■ What the task requires ■
Omit all pictures. Copy the rest of the material exactly.

Data items:
☆ ☆ ☆ ☆

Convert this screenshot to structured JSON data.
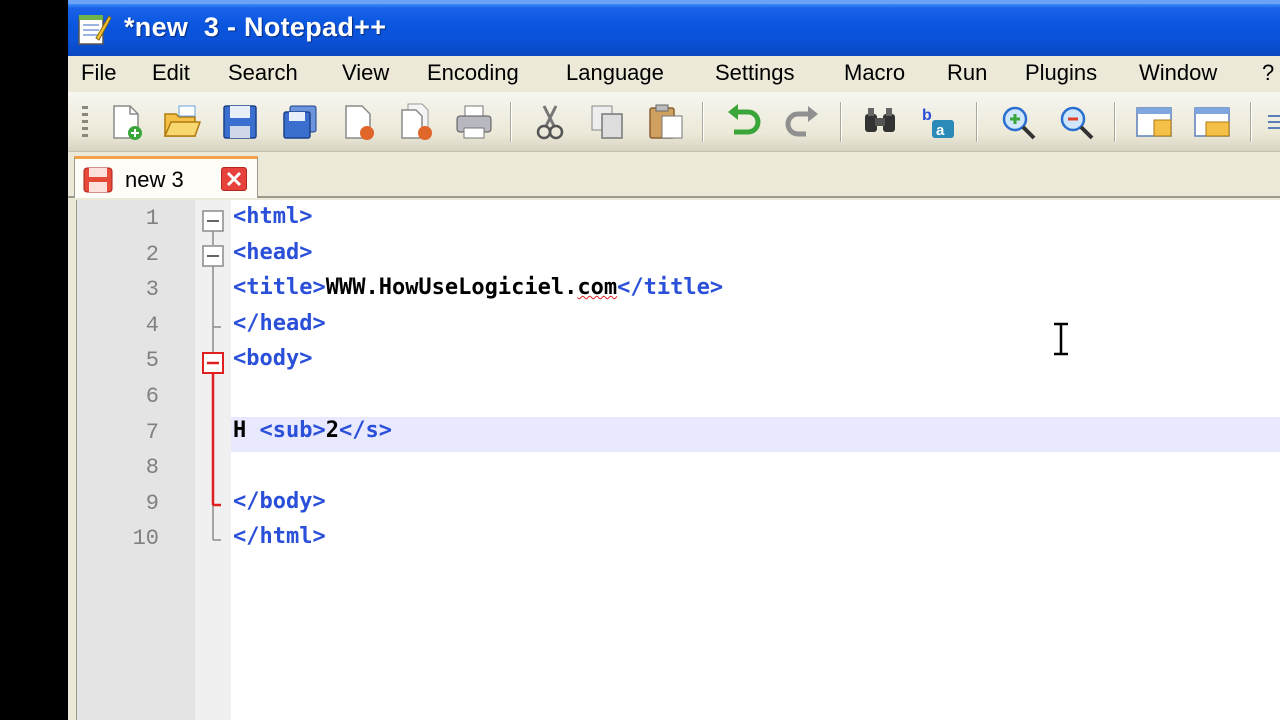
{
  "window": {
    "title": "*new  3 - Notepad++"
  },
  "menu": [
    "File",
    "Edit",
    "Search",
    "View",
    "Encoding",
    "Language",
    "Settings",
    "Macro",
    "Run",
    "Plugins",
    "Window",
    "?"
  ],
  "toolbar": {
    "icons": [
      "new-file-icon",
      "open-folder-icon",
      "save-icon",
      "save-all-icon",
      "close-file-icon",
      "close-all-icon",
      "print-icon",
      "cut-icon",
      "copy-icon",
      "paste-icon",
      "undo-icon",
      "redo-icon",
      "find-icon",
      "replace-icon",
      "zoom-in-icon",
      "zoom-out-icon",
      "sync-vertical-icon",
      "sync-horizontal-icon"
    ]
  },
  "tab": {
    "label": "new 3"
  },
  "editor": {
    "current_line": 7,
    "lines": [
      {
        "num": "1",
        "parts": [
          {
            "t": "<html>",
            "c": "tag"
          }
        ]
      },
      {
        "num": "2",
        "parts": [
          {
            "t": "<head>",
            "c": "tag"
          }
        ]
      },
      {
        "num": "3",
        "parts": [
          {
            "t": "<title>",
            "c": "tag"
          },
          {
            "t": "WWW.HowUseLogiciel.com",
            "c": "txt"
          },
          {
            "t": "</title>",
            "c": "tag"
          }
        ]
      },
      {
        "num": "4",
        "parts": [
          {
            "t": "</head>",
            "c": "tag"
          }
        ]
      },
      {
        "num": "5",
        "parts": [
          {
            "t": "<body>",
            "c": "tag"
          }
        ]
      },
      {
        "num": "6",
        "parts": []
      },
      {
        "num": "7",
        "parts": [
          {
            "t": "H ",
            "c": "txt"
          },
          {
            "t": "<sub>",
            "c": "tag"
          },
          {
            "t": "2",
            "c": "txt"
          },
          {
            "t": "</s>",
            "c": "tag"
          }
        ]
      },
      {
        "num": "8",
        "parts": []
      },
      {
        "num": "9",
        "parts": [
          {
            "t": "</body>",
            "c": "tag"
          }
        ]
      },
      {
        "num": "10",
        "parts": [
          {
            "t": "</html>",
            "c": "tag"
          }
        ]
      }
    ]
  },
  "colors": {
    "tag": "#2a4fd8",
    "text": "#000000",
    "title_bar": "#0a56e0",
    "fold_active": "#e02020"
  }
}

☆ ☆ ☆ ☆

■ Answer ■
Convert this screenshot to structured JSON data.
{
  "window": {
    "title": "*new  3 - Notepad++"
  },
  "menu": [
    "File",
    "Edit",
    "Search",
    "View",
    "Encoding",
    "Language",
    "Settings",
    "Macro",
    "Run",
    "Plugins",
    "Window",
    "?"
  ],
  "toolbar": {
    "icons": [
      "new-file-icon",
      "open-folder-icon",
      "save-icon",
      "save-all-icon",
      "close-file-icon",
      "close-all-icon",
      "print-icon",
      "cut-icon",
      "copy-icon",
      "paste-icon",
      "undo-icon",
      "redo-icon",
      "find-icon",
      "replace-icon",
      "zoom-in-icon",
      "zoom-out-icon",
      "sync-vertical-icon",
      "sync-horizontal-icon"
    ]
  },
  "tab": {
    "label": "new 3"
  },
  "editor": {
    "current_line": 7,
    "lines": [
      {
        "num": "1",
        "parts": [
          {
            "t": "<html>",
            "c": "tag"
          }
        ]
      },
      {
        "num": "2",
        "parts": [
          {
            "t": "<head>",
            "c": "tag"
          }
        ]
      },
      {
        "num": "3",
        "parts": [
          {
            "t": "<title>",
            "c": "tag"
          },
          {
            "t": "WWW.HowUseLogiciel.com",
            "c": "txt"
          },
          {
            "t": "</title>",
            "c": "tag"
          }
        ]
      },
      {
        "num": "4",
        "parts": [
          {
            "t": "</head>",
            "c": "tag"
          }
        ]
      },
      {
        "num": "5",
        "parts": [
          {
            "t": "<body>",
            "c": "tag"
          }
        ]
      },
      {
        "num": "6",
        "parts": []
      },
      {
        "num": "7",
        "parts": [
          {
            "t": "H ",
            "c": "txt"
          },
          {
            "t": "<sub>",
            "c": "tag"
          },
          {
            "t": "2",
            "c": "txt"
          },
          {
            "t": "</s>",
            "c": "tag"
          }
        ]
      },
      {
        "num": "8",
        "parts": []
      },
      {
        "num": "9",
        "parts": [
          {
            "t": "</body>",
            "c": "tag"
          }
        ]
      },
      {
        "num": "10",
        "parts": [
          {
            "t": "</html>",
            "c": "tag"
          }
        ]
      }
    ]
  },
  "colors": {
    "tag": "#2a4fd8",
    "text": "#000000",
    "title_bar": "#0a56e0",
    "fold_active": "#e02020"
  }
}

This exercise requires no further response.